- _PROVIDED DATA_:

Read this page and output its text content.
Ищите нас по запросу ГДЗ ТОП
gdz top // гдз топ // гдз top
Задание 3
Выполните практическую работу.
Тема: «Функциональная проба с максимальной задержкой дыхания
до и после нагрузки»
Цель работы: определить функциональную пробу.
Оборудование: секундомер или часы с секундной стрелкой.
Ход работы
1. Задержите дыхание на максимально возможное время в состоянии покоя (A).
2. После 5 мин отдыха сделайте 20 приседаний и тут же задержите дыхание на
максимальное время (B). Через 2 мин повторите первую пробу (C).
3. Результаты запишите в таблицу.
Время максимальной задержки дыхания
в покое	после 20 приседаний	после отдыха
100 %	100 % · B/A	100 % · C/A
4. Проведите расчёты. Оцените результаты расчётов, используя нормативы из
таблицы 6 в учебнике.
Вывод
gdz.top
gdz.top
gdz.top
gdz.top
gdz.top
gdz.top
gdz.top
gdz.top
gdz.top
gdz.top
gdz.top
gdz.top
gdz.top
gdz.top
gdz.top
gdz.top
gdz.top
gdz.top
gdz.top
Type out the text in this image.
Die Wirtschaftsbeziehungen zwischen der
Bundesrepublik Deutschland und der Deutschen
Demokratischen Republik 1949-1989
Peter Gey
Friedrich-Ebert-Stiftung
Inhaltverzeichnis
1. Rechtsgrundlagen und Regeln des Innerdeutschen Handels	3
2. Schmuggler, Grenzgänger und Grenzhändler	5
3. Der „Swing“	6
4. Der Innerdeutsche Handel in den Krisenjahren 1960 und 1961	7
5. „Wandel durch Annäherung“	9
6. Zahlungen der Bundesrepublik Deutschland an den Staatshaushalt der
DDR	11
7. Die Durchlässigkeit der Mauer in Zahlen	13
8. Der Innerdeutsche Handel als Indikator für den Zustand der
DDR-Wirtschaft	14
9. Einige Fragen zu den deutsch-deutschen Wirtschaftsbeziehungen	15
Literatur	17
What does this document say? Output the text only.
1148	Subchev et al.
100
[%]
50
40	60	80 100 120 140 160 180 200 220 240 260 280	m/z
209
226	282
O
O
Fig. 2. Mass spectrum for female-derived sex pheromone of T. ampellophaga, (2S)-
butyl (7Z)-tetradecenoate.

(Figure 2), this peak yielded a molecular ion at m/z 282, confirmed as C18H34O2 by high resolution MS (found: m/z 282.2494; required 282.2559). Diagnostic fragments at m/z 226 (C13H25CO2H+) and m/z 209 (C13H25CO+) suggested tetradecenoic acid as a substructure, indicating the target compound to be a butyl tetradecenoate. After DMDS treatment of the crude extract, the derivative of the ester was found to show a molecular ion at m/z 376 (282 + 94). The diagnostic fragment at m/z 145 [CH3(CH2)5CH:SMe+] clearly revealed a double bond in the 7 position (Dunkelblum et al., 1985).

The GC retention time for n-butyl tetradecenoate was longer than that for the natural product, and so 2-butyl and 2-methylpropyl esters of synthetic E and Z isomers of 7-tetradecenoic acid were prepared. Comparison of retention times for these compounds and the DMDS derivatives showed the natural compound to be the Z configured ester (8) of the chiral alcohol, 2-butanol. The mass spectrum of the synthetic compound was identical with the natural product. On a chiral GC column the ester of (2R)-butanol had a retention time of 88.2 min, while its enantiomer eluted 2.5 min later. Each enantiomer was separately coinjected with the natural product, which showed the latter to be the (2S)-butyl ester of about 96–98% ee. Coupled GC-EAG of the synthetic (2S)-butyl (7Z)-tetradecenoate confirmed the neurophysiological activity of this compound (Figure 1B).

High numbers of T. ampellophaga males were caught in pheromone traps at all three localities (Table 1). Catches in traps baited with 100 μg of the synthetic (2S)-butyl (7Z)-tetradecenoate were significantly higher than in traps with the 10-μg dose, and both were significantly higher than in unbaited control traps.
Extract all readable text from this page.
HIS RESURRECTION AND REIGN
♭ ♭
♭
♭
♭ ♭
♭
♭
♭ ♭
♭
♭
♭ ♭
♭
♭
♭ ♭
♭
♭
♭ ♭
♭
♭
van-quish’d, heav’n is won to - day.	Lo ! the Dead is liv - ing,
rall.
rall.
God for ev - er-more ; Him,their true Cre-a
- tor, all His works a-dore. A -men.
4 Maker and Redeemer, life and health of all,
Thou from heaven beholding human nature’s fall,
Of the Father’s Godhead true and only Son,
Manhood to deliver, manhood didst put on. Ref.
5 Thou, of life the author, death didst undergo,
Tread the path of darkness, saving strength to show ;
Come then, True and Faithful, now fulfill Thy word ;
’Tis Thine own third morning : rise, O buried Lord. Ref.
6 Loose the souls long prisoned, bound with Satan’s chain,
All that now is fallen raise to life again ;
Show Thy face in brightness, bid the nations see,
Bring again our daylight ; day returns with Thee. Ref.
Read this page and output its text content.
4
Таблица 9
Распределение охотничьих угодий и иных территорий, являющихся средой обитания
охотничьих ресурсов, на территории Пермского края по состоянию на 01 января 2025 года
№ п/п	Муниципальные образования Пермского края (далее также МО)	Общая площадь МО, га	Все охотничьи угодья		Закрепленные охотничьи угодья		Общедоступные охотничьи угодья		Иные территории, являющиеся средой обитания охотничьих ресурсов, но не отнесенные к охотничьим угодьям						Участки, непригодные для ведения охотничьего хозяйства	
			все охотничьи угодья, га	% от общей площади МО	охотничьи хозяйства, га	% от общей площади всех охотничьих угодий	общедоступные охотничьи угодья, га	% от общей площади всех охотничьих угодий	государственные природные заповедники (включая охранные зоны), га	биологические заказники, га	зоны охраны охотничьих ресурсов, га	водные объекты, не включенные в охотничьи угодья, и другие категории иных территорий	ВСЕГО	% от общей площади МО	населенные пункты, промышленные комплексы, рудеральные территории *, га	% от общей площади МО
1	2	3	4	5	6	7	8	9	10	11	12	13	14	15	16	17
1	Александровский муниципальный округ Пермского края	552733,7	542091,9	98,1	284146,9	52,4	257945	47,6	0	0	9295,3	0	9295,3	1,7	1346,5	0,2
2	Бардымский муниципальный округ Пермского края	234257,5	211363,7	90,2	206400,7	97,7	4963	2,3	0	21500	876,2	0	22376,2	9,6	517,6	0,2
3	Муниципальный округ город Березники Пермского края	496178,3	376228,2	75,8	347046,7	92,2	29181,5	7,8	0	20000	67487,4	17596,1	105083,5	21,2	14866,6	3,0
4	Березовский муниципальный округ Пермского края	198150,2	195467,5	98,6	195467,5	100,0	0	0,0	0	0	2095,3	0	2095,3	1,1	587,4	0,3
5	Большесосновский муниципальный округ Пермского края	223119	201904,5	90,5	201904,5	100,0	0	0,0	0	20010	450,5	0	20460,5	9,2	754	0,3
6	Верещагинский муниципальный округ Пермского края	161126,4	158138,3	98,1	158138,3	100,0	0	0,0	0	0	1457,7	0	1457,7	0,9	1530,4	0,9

- _TASK DETAILS_: Copy out the whole listing, exactly as written.

- _EXERCISE ANSWER_:
Read this page and output its text content.
Ищите нас по запросу ГДЗ ТОП
gdz top // гдз топ // гдз top
Задание 3
Выполните практическую работу.
Тема: «Функциональная проба с максимальной задержкой дыхания
до и после нагрузки»
Цель работы: определить функциональную пробу.
Оборудование: секундомер или часы с секундной стрелкой.
Ход работы
1. Задержите дыхание на максимально возможное время в состоянии покоя (A).
2. После 5 мин отдыха сделайте 20 приседаний и тут же задержите дыхание на
максимальное время (B). Через 2 мин повторите первую пробу (C).
3. Результаты запишите в таблицу.
Время максимальной задержки дыхания
в покое	после 20 приседаний	после отдыха
100 %	100 % · B/A	100 % · C/A
4. Проведите расчёты. Оцените результаты расчётов, используя нормативы из
таблицы 6 в учебнике.
Вывод
gdz.top
gdz.top
gdz.top
gdz.top
gdz.top
gdz.top
gdz.top
gdz.top
gdz.top
gdz.top
gdz.top
gdz.top
gdz.top
gdz.top
gdz.top
gdz.top
gdz.top
gdz.top
gdz.top
Type out the text in this image.
Die Wirtschaftsbeziehungen zwischen der
Bundesrepublik Deutschland und der Deutschen
Demokratischen Republik 1949-1989
Peter Gey
Friedrich-Ebert-Stiftung
Inhaltverzeichnis
1. Rechtsgrundlagen und Regeln des Innerdeutschen Handels	3
2. Schmuggler, Grenzgänger und Grenzhändler	5
3. Der „Swing“	6
4. Der Innerdeutsche Handel in den Krisenjahren 1960 und 1961	7
5. „Wandel durch Annäherung“	9
6. Zahlungen der Bundesrepublik Deutschland an den Staatshaushalt der
DDR	11
7. Die Durchlässigkeit der Mauer in Zahlen	13
8. Der Innerdeutsche Handel als Indikator für den Zustand der
DDR-Wirtschaft	14
9. Einige Fragen zu den deutsch-deutschen Wirtschaftsbeziehungen	15
Literatur	17
What does this document say? Output the text only.
1148	Subchev et al.
100
[%]
50
40	60	80 100 120 140 160 180 200 220 240 260 280	m/z
209
226	282
O
O
Fig. 2. Mass spectrum for female-derived sex pheromone of T. ampellophaga, (2S)-
butyl (7Z)-tetradecenoate.

(Figure 2), this peak yielded a molecular ion at m/z 282, confirmed as C18H34O2 by high resolution MS (found: m/z 282.2494; required 282.2559). Diagnostic fragments at m/z 226 (C13H25CO2H+) and m/z 209 (C13H25CO+) suggested tetradecenoic acid as a substructure, indicating the target compound to be a butyl tetradecenoate. After DMDS treatment of the crude extract, the derivative of the ester was found to show a molecular ion at m/z 376 (282 + 94). The diagnostic fragment at m/z 145 [CH3(CH2)5CH:SMe+] clearly revealed a double bond in the 7 position (Dunkelblum et al., 1985).

The GC retention time for n-butyl tetradecenoate was longer than that for the natural product, and so 2-butyl and 2-methylpropyl esters of synthetic E and Z isomers of 7-tetradecenoic acid were prepared. Comparison of retention times for these compounds and the DMDS derivatives showed the natural compound to be the Z configured ester (8) of the chiral alcohol, 2-butanol. The mass spectrum of the synthetic compound was identical with the natural product. On a chiral GC column the ester of (2R)-butanol had a retention time of 88.2 min, while its enantiomer eluted 2.5 min later. Each enantiomer was separately coinjected with the natural product, which showed the latter to be the (2S)-butyl ester of about 96–98% ee. Coupled GC-EAG of the synthetic (2S)-butyl (7Z)-tetradecenoate confirmed the neurophysiological activity of this compound (Figure 1B).

High numbers of T. ampellophaga males were caught in pheromone traps at all three localities (Table 1). Catches in traps baited with 100 μg of the synthetic (2S)-butyl (7Z)-tetradecenoate were significantly higher than in traps with the 10-μg dose, and both were significantly higher than in unbaited control traps.
Extract all readable text from this page.
HIS RESURRECTION AND REIGN
♭ ♭
♭
♭
♭ ♭
♭
♭
♭ ♭
♭
♭
♭ ♭
♭
♭
♭ ♭
♭
♭
♭ ♭
♭
♭
van-quish’d, heav’n is won to - day.	Lo ! the Dead is liv - ing,
rall.
rall.
God for ev - er-more ; Him,their true Cre-a
- tor, all His works a-dore. A -men.
4 Maker and Redeemer, life and health of all,
Thou from heaven beholding human nature’s fall,
Of the Father’s Godhead true and only Son,
Manhood to deliver, manhood didst put on. Ref.
5 Thou, of life the author, death didst undergo,
Tread the path of darkness, saving strength to show ;
Come then, True and Faithful, now fulfill Thy word ;
’Tis Thine own third morning : rise, O buried Lord. Ref.
6 Loose the souls long prisoned, bound with Satan’s chain,
All that now is fallen raise to life again ;
Show Thy face in brightness, bid the nations see,
Bring again our daylight ; day returns with Thee. Ref.
Read this page and output its text content.
4
Таблица 9
Распределение охотничьих угодий и иных территорий, являющихся средой обитания
охотничьих ресурсов, на территории Пермского края по состоянию на 01 января 2025 года
№ п/п	Муниципальные образования Пермского края (далее также МО)	Общая площадь МО, га	Все охотничьи угодья		Закрепленные охотничьи угодья		Общедоступные охотничьи угодья		Иные территории, являющиеся средой обитания охотничьих ресурсов, но не отнесенные к охотничьим угодьям						Участки, непригодные для ведения охотничьего хозяйства	
			все охотничьи угодья, га	% от общей площади МО	охотничьи хозяйства, га	% от общей площади всех охотничьих угодий	общедоступные охотничьи угодья, га	% от общей площади всех охотничьих угодий	государственные природные заповедники (включая охранные зоны), га	биологические заказники, га	зоны охраны охотничьих ресурсов, га	водные объекты, не включенные в охотничьи угодья, и другие категории иных территорий	ВСЕГО	% от общей площади МО	населенные пункты, промышленные комплексы, рудеральные территории *, га	% от общей площади МО
1	2	3	4	5	6	7	8	9	10	11	12	13	14	15	16	17
1	Александровский муниципальный округ Пермского края	552733,7	542091,9	98,1	284146,9	52,4	257945	47,6	0	0	9295,3	0	9295,3	1,7	1346,5	0,2
2	Бардымский муниципальный округ Пермского края	234257,5	211363,7	90,2	206400,7	97,7	4963	2,3	0	21500	876,2	0	22376,2	9,6	517,6	0,2
3	Муниципальный округ город Березники Пермского края	496178,3	376228,2	75,8	347046,7	92,2	29181,5	7,8	0	20000	67487,4	17596,1	105083,5	21,2	14866,6	3,0
4	Березовский муниципальный округ Пермского края	198150,2	195467,5	98,6	195467,5	100,0	0	0,0	0	0	2095,3	0	2095,3	1,1	587,4	0,3
5	Большесосновский муниципальный округ Пермского края	223119	201904,5	90,5	201904,5	100,0	0	0,0	0	20010	450,5	0	20460,5	9,2	754	0,3
6	Верещагинский муниципальный округ Пермского края	161126,4	158138,3	98,1	158138,3	100,0	0	0,0	0	0	1457,7	0	1457,7	0,9	1530,4	0,9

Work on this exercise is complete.